• Given instruction
In the matplotlib styling post below, reproduce everything from "fig, ax = plt.subplots()" down to "final tick spacing)", changing "x_range" to "x_values" throughout.

• Excerpted passage
-*-

Python is a great language and matplotlib is an amazing library for creating scientific graphs, but one area where I think R excels is the simplicity and beauty of the ggplot library. I hope that Continuum Analytics Bokeh package will end up making this little hack unnecessary in the future, but in the meantime I've been using a nice little bit of code I found on http://messymind.net/2012/07/making-matplotlib-look-like-ggplot/ to make my matplotlib a little more R-like without resorting to the nuclear option of calling RPy.
Lets first look at standard matplotlib output:
import matplotlib.pyplot as plt
import pylab
import scipy.stats
import numpy as np
rv = scipy.stats.exponweib(1, 2, scale=10, floc=0)
x_range = np.arange(0, 30, 0.1)
fig, ax = plt.subplots()
ax.plot(x_range, rv.pdf(x_range))
[<matplotlib.lines.Line2D at 0x109f25e50>]
The function from messymind.net provides the bulk of our formatting:
def rstyle(ax):
'''Styles x,y axes to appear like ggplot2
Must be called after all plot and axis manipulation operations have been
carried out (needs to know final tick spacing)

-*-

• Provided information
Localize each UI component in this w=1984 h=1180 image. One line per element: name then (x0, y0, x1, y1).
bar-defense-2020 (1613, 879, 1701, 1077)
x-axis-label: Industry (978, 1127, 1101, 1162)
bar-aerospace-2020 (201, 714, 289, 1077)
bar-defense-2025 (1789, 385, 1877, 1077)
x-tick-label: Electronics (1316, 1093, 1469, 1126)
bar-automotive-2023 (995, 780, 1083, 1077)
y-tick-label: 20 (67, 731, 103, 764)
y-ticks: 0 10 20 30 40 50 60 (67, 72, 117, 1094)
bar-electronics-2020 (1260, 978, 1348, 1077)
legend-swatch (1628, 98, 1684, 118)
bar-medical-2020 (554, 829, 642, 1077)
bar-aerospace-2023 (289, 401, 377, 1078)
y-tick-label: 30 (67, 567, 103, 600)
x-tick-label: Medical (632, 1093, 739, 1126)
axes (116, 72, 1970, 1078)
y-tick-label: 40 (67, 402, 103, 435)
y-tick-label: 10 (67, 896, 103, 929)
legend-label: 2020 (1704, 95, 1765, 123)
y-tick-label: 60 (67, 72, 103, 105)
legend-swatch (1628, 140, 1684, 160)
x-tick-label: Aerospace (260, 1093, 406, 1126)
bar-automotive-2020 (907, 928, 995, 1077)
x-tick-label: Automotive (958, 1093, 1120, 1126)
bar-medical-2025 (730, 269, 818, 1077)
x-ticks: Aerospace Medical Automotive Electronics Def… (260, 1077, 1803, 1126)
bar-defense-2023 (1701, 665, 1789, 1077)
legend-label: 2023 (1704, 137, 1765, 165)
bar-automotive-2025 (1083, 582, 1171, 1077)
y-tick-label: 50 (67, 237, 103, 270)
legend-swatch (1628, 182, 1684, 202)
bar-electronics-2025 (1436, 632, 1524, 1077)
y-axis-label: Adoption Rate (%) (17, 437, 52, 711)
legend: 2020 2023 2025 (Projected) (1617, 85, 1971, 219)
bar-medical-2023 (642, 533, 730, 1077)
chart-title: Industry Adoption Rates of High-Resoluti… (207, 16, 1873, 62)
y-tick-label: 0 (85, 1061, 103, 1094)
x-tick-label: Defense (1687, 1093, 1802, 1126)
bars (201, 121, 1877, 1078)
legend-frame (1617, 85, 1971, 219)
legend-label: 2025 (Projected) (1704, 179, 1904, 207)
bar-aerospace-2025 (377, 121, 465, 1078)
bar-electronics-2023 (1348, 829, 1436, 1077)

-*-

• Answer for the task
fig, ax = plt.subplots()
ax.plot(x_values, rv.pdf(x_values))
[<matplotlib.lines.Line2D at 0x109f25e50>]
The function from messymind.net provides the bulk of our formatting:
def rstyle(ax):
'''Styles x,y axes to appear like ggplot2
Must be called after all plot and axis manipulation operations have been
carried out (needs to know final tick spacing)